§ DIRECTIONS:
Tally up the lines below that include the word "What". Answer with the number alone.
/---
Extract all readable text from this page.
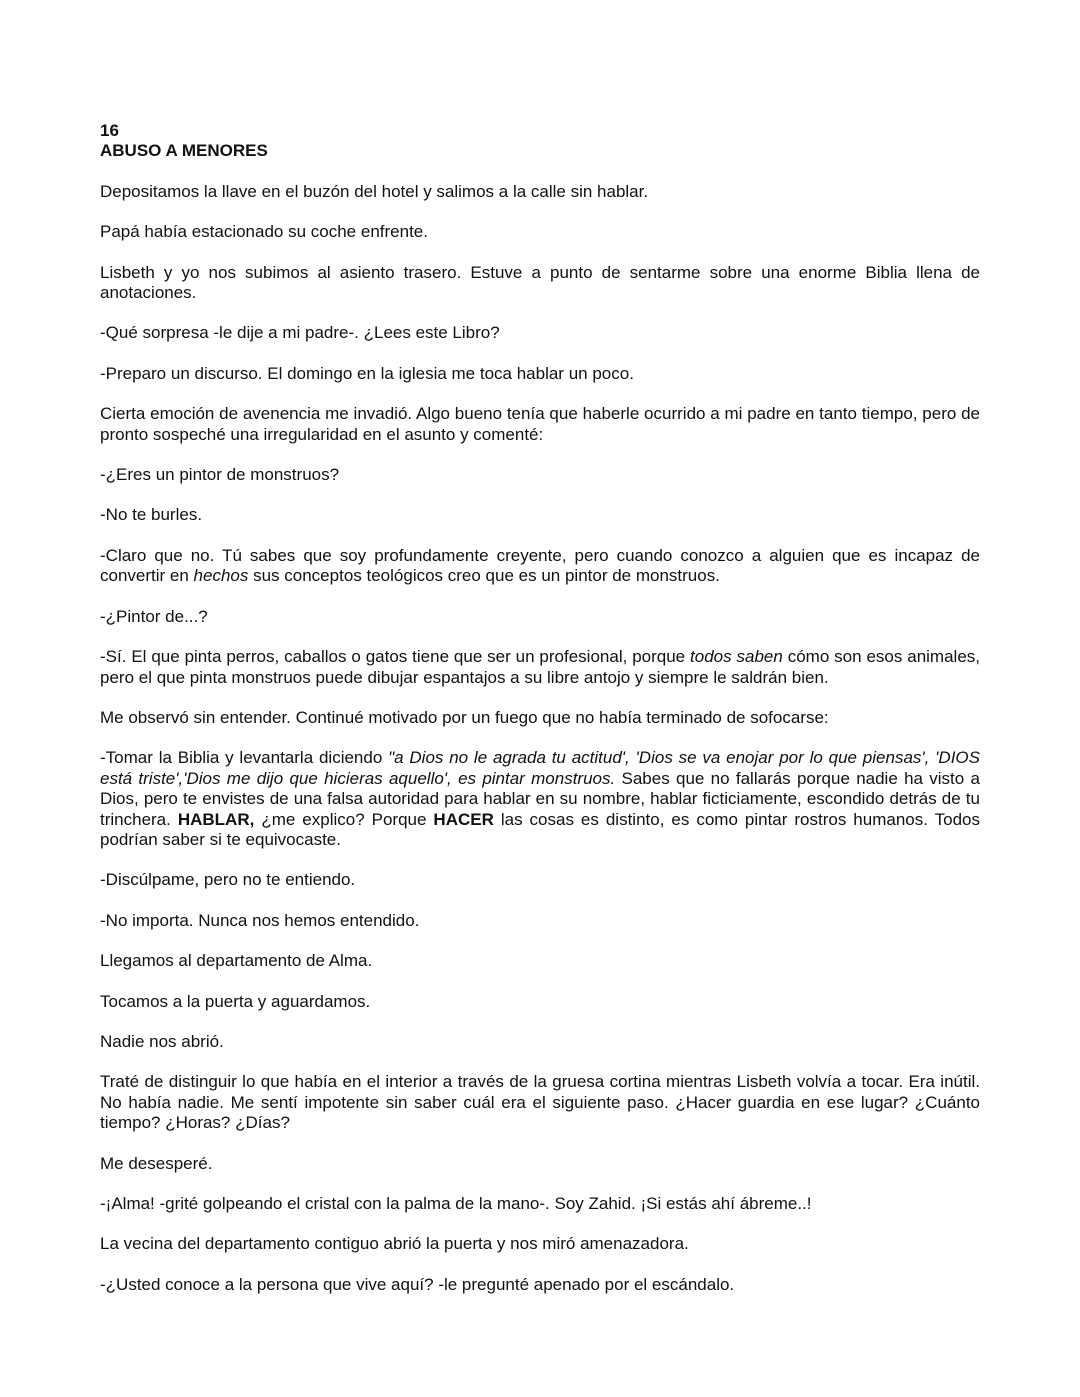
16
ABUSO A MENORES

Depositamos la llave en el buzón del hotel y salimos a la calle sin hablar.

Papá había estacionado su coche enfrente.

Lisbeth y yo nos subimos al asiento trasero. Estuve a punto de sentarme sobre una enorme Biblia llena de anotaciones.

-Qué sorpresa -le dije a mi padre-. ¿Lees este Libro?

-Preparo un discurso. El domingo en la iglesia me toca hablar un poco.

Cierta emoción de avenencia me invadió. Algo bueno tenía que haberle ocurrido a mi padre en tanto tiempo, pero de pronto sospeché una irregularidad en el asunto y comenté:

-¿Eres un pintor de monstruos?

-No te burles.

-Claro que no. Tú sabes que soy profundamente creyente, pero cuando conozco a alguien que es incapaz de convertir en hechos sus conceptos teológicos creo que es un pintor de monstruos.

-¿Pintor de...?

-Sí. El que pinta perros, caballos o gatos tiene que ser un profesional, porque todos saben cómo son esos animales, pero el que pinta monstruos puede dibujar espantajos a su libre antojo y siempre le saldrán bien.

Me observó sin entender. Continué motivado por un fuego que no había terminado de sofocarse:

-Tomar la Biblia y levantarla diciendo "a Dios no le agrada tu actitud', 'Dios se va enojar por lo que piensas', 'DIOS está triste','Dios me dijo que hicieras aquello', es pintar monstruos. Sabes que no fallarás porque nadie ha visto a Dios, pero te envistes de una falsa autoridad para hablar en su nombre, hablar ficticiamente, escondido detrás de tu trinchera. HABLAR, ¿me explico? Porque HACER las cosas es distinto, es como pintar rostros humanos. Todos podrían saber si te equivocaste.

-Discúlpame, pero no te entiendo.

-No importa. Nunca nos hemos entendido.

Llegamos al departamento de Alma.

Tocamos a la puerta y aguardamos.

Nadie nos abrió.

Traté de distinguir lo que había en el interior a través de la gruesa cortina mientras Lisbeth volvía a tocar. Era inútil. No había nadie. Me sentí impotente sin saber cuál era el siguiente paso. ¿Hacer guardia en ese lugar? ¿Cuánto tiempo? ¿Horas? ¿Días?

Me desesperé.

-¡Alma! -grité golpeando el cristal con la palma de la mano-. Soy Zahid. ¡Si estás ahí ábreme..!

La vecina del departamento contiguo abrió la puerta y nos miró amenazadora.

-¿Usted conoce a la persona que vive aquí? -le pregunté apenado por el escándalo.
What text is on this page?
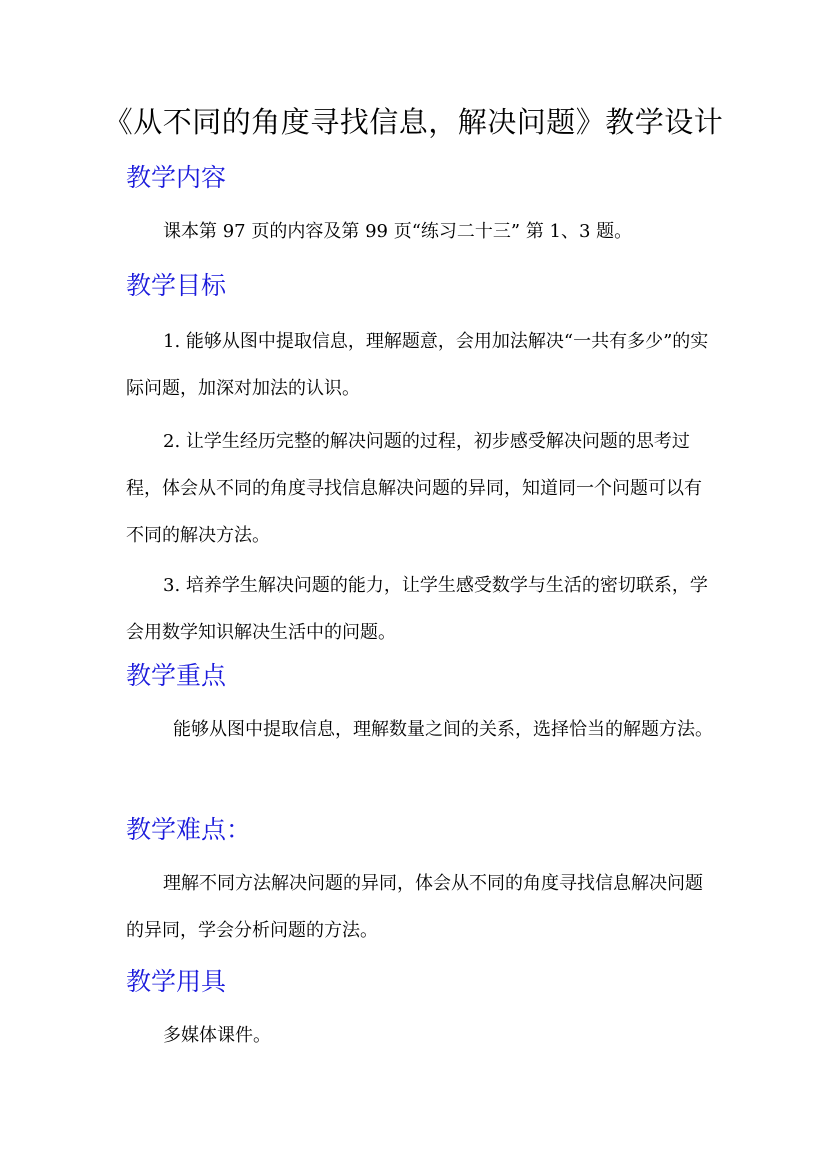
《从不同的角度寻找信息，解决问题》教学设计
教学内容

课本第 97 页的内容及第 99 页“练习二十三” 第 1、3 题。

教学目标

1. 能够从图中提取信息，理解题意，会用加法解决“一共有多少”的实际问题，加深对加法的认识。

2. 让学生经历完整的解决问题的过程，初步感受解决问题的思考过程，体会从不同的角度寻找信息解决问题的异同，知道同一个问题可以有不同的解决方法。

3. 培养学生解决问题的能力，让学生感受数学与生活的密切联系，学会用数学知识解决生活中的问题。

教学重点

能够从图中提取信息，理解数量之间的关系，选择恰当的解题方法。

教学难点：

理解不同方法解决问题的异同，体会从不同的角度寻找信息解决问题的异同，学会分析问题的方法。

教学用具

多媒体课件。
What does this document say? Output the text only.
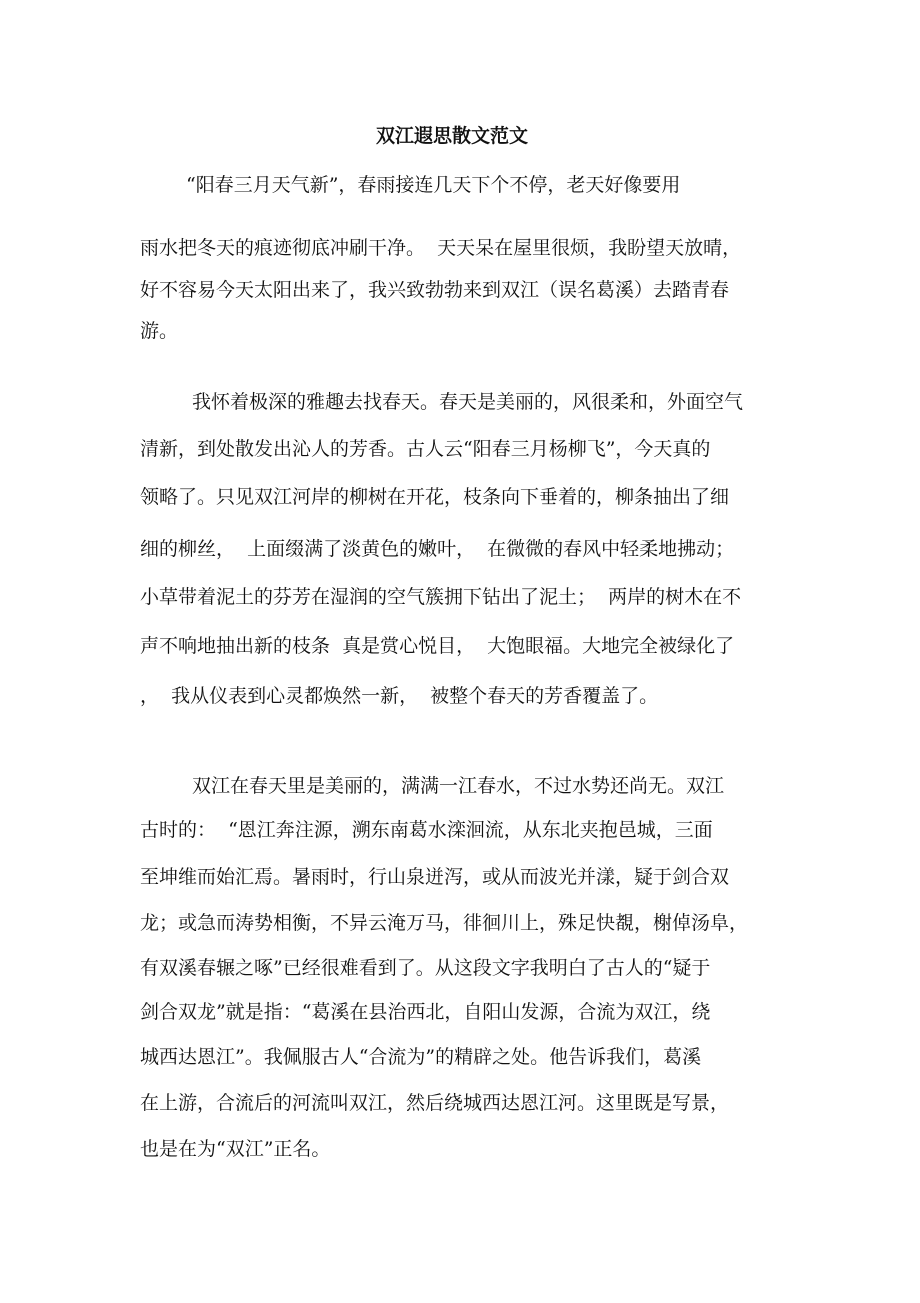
双江遐思散文范文

“阳春三月天气新”，春雨接连几天下个不停，老天好像要用

雨水把冬天的痕迹彻底冲刷干净。  天天呆在屋里很烦，我盼望天放晴，

好不容易今天太阳出来了，我兴致勃勃来到双江（误名葛溪）去踏青春

游。

我怀着极深的雅趣去找春天。春天是美丽的，风很柔和，外面空气

清新，到处散发出沁人的芳香。古人云“阳春三月杨柳飞”，今天真的

领略了。只见双江河岸的柳树在开花，枝条向下垂着的，柳条抽出了细

细的柳丝，  上面缀满了淡黄色的嫩叶，  在微微的春风中轻柔地拂动；

小草带着泥土的芬芳在湿润的空气簇拥下钻出了泥土；  两岸的树木在不

声不响地抽出新的枝条  真是赏心悦目，  大饱眼福。大地完全被绿化了

，  我从仪表到心灵都焕然一新，  被整个春天的芳香覆盖了。

双江在春天里是美丽的，满满一江春水，不过水势还尚无。双江

古时的：  “恩江奔注源，溯东南葛水滦洄流，从东北夹抱邑城，三面

至坤维而始汇焉。暑雨时，行山泉迸泻，或从而波光并漾，疑于剑合双

龙；或急而涛势相衡，不异云淹万马，徘徊川上，殊足快覩，榭倬汤阜，

有双溪春辗之啄”已经很难看到了。从这段文字我明白了古人的“疑于

剑合双龙”就是指：“葛溪在县治西北，自阳山发源，合流为双江，绕

城西达恩江”。我佩服古人“合流为”的精辟之处。他告诉我们，葛溪

在上游，合流后的河流叫双江，然后绕城西达恩江河。这里既是写景，

也是在为“双江”正名。
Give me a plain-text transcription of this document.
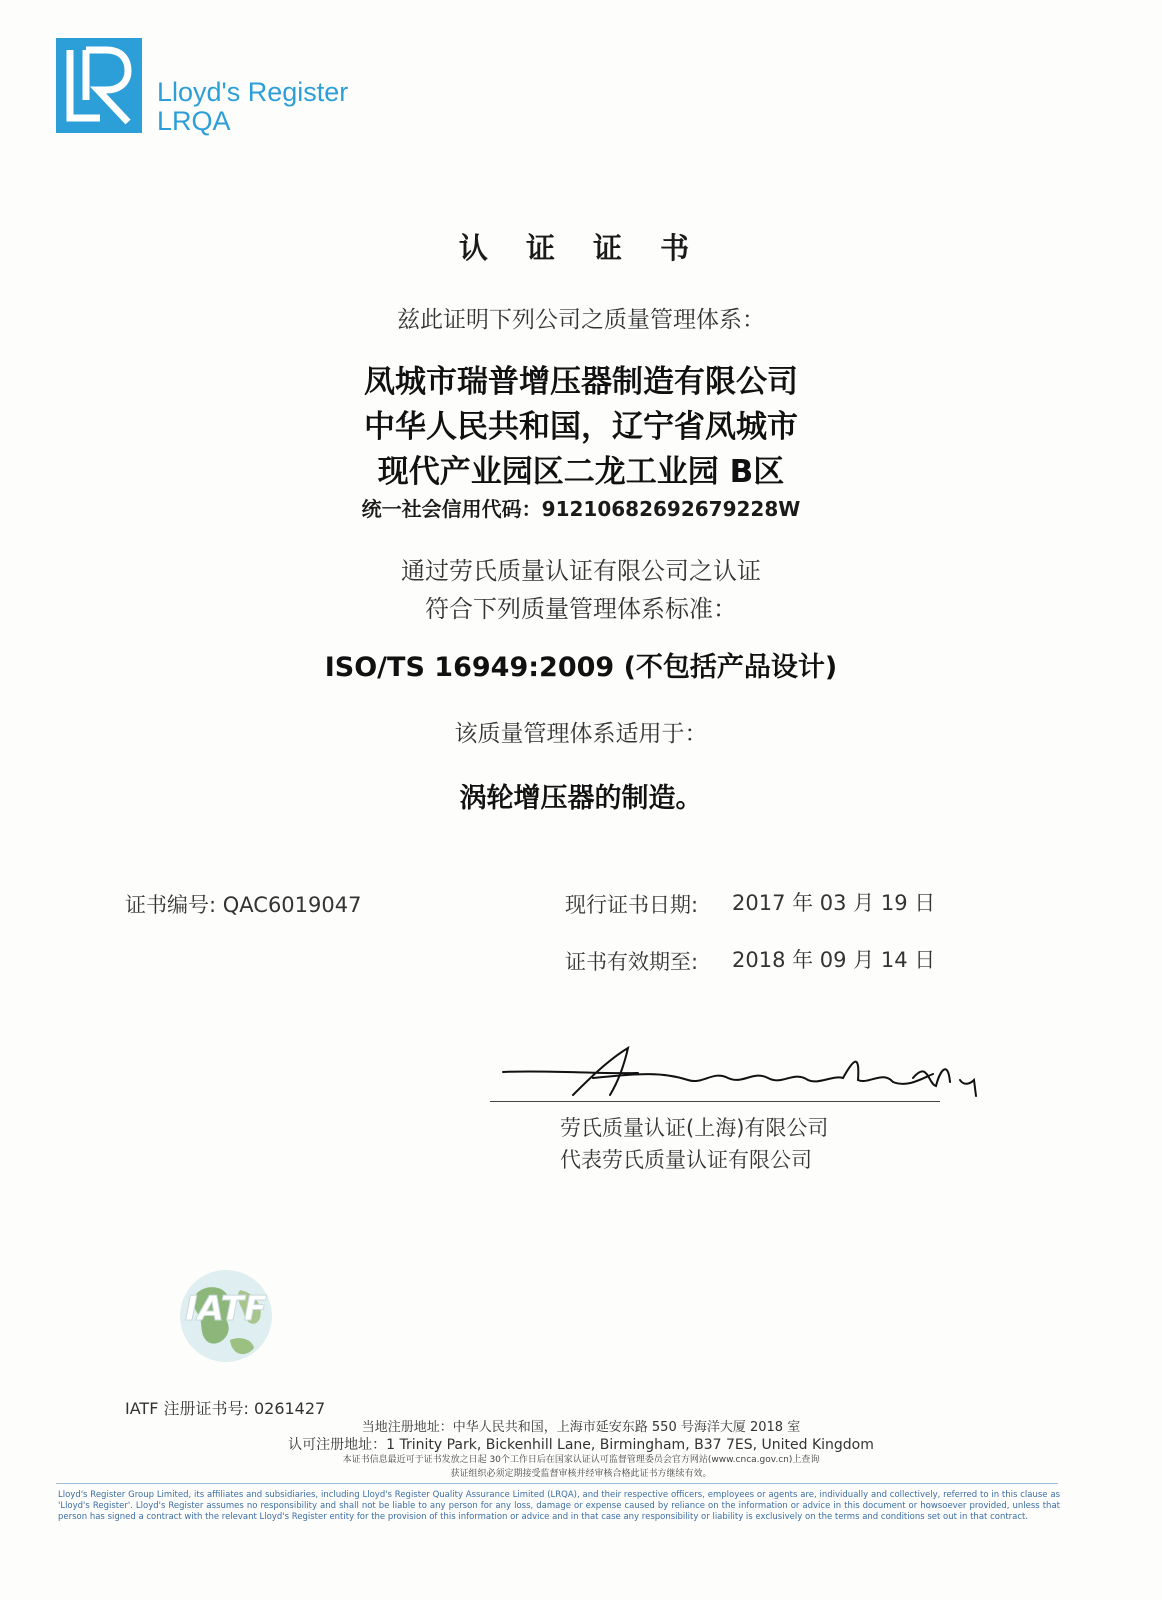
Lloyd's Register
LRQA
认 证 证 书
兹此证明下列公司之质量管理体系：
凤城市瑞普增压器制造有限公司
中华人民共和国，辽宁省凤城市
现代产业园区二龙工业园 B区
统一社会信用代码：91210682692679228W
通过劳氏质量认证有限公司之认证
符合下列质量管理体系标准：
ISO/TS 16949:2009 (不包括产品设计)
该质量管理体系适用于：
涡轮增压器的制造。
证书编号: QAC6019047	现行证书日期: 2017 年 03 月 19 日
证书有效期至: 2018 年 09 月 14 日
劳氏质量认证(上海)有限公司
代表劳氏质量认证有限公司
IATF
IATF 注册证书号: 0261427
当地注册地址：中华人民共和国，上海市延安东路 550 号海洋大厦 2018 室
认可注册地址：1 Trinity Park, Bickenhill Lane, Birmingham, B37 7ES, United Kingdom
本证书信息最近可于证书发放之日起 30个工作日后在国家认证认可监督管理委员会官方网站(www.cnca.gov.cn)上查询
获证组织必须定期接受监督审核并经审核合格此证书方继续有效。
Lloyd's Register Group Limited, its affiliates and subsidiaries, including Lloyd's Register Quality Assurance Limited (LRQA), and their respective officers, employees or agents are, individually and collectively, referred to in this clause as 'Lloyd's Register'. Lloyd's Register assumes no responsibility and shall not be liable to any person for any loss, damage or expense caused by reliance on the information or advice in this document or howsoever provided, unless that person has signed a contract with the relevant Lloyd's Register entity for the provision of this information or advice and in that case any responsibility or liability is exclusively on the terms and conditions set out in that contract.
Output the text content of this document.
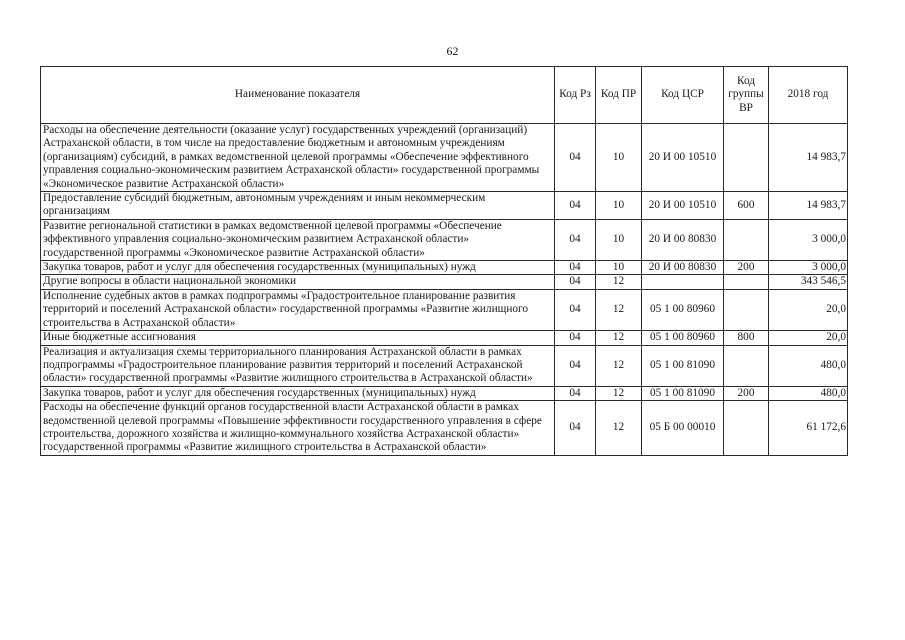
62
Наименование показателя	Код Рз	Код ПР	Код ЦСР	Код группы ВР	2018 год
Расходы на обеспечение деятельности (оказание услуг) государственных учреждений (организаций) Астраханской области, в том числе на предоставление бюджетным и автономным учреждениям (организациям) субсидий, в рамках ведомственной целевой программы «Обеспечение эффективного управления социально-экономическим развитием Астраханской области» государственной программы «Экономическое развитие Астраханской области»	04	10	20 И 00 10510		14 983,7
Предоставление субсидий бюджетным, автономным учреждениям и иным некоммерческим организациям	04	10	20 И 00 10510	600	14 983,7
Развитие региональной статистики в рамках ведомственной целевой программы «Обеспечение эффективного управления социально-экономическим развитием Астраханской области» государственной программы «Экономическое развитие Астраханской области»	04	10	20 И 00 80830		3 000,0
Закупка товаров, работ и услуг для обеспечения государственных (муниципальных) нужд	04	10	20 И 00 80830	200	3 000,0
Другие вопросы в области национальной экономики	04	12			343 546,5
Исполнение судебных актов в рамках подпрограммы «Градостроительное планирование развития территорий и поселений Астраханской области» государственной программы «Развитие жилищного строительства в Астраханской области»	04	12	05 1 00 80960		20,0
Иные бюджетные ассигнования	04	12	05 1 00 80960	800	20,0
Реализация и актуализация схемы территориального планирования Астраханской области в рамках подпрограммы «Градостроительное планирование развития территорий и поселений Астраханской области» государственной программы «Развитие жилищного строительства в Астраханской области»	04	12	05 1 00 81090		480,0
Закупка товаров, работ и услуг для обеспечения государственных (муниципальных) нужд	04	12	05 1 00 81090	200	480,0
Расходы на обеспечение функций органов государственной власти Астраханской области в рамках ведомственной целевой программы «Повышение эффективности государственного управления в сфере строительства, дорожного хозяйства и жилищно-коммунального хозяйства Астраханской области» государственной программы «Развитие жилищного строительства в Астраханской области»	04	12	05 Б 00 00010		61 172,6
\---
§ OUTPUT BELOW:
2